____ Dataset excerpts

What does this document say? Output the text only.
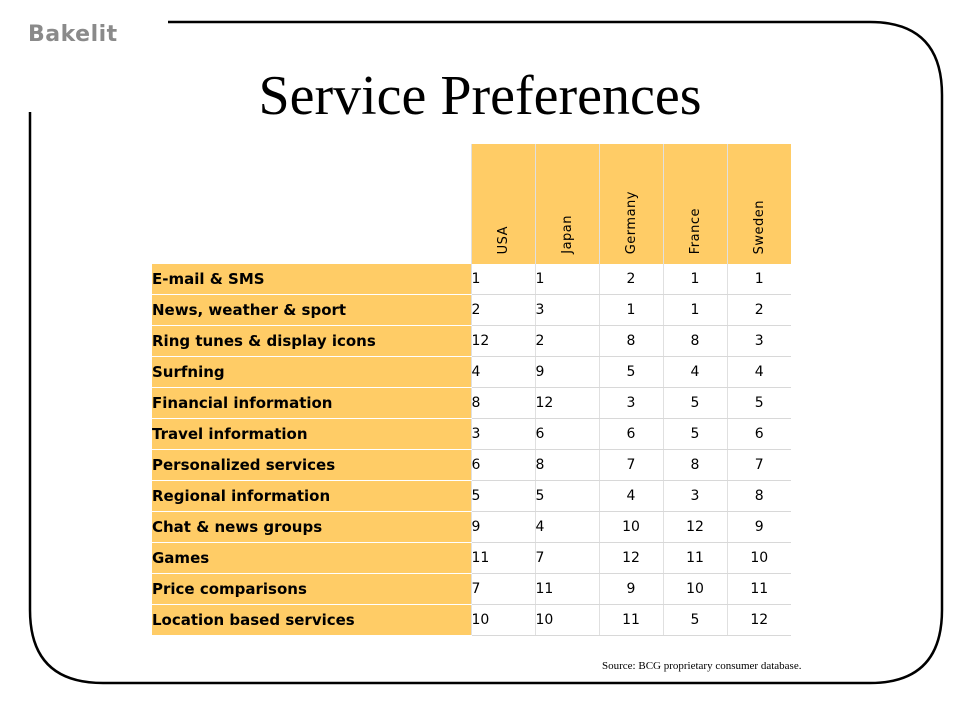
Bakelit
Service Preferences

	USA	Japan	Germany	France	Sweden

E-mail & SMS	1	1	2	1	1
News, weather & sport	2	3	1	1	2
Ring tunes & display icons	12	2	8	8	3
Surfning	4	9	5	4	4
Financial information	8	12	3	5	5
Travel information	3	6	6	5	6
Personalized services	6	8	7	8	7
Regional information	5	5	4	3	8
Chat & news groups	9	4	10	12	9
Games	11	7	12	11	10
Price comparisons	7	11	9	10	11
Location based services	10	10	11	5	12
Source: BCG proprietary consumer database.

________

_What you have to do_
Set down the material above as is, without any pictures.

_Full answer_
What does this document say? Output the text only.
Bakelit
Service Preferences

	USA	Japan	Germany	France	Sweden

E-mail & SMS	1	1	2	1	1
News, weather & sport	2	3	1	1	2
Ring tunes & display icons	12	2	8	8	3
Surfning	4	9	5	4	4
Financial information	8	12	3	5	5
Travel information	3	6	6	5	6
Personalized services	6	8	7	8	7
Regional information	5	5	4	3	8
Chat & news groups	9	4	10	12	9
Games	11	7	12	11	10
Price comparisons	7	11	9	10	11
Location based services	10	10	11	5	12
Source: BCG proprietary consumer database.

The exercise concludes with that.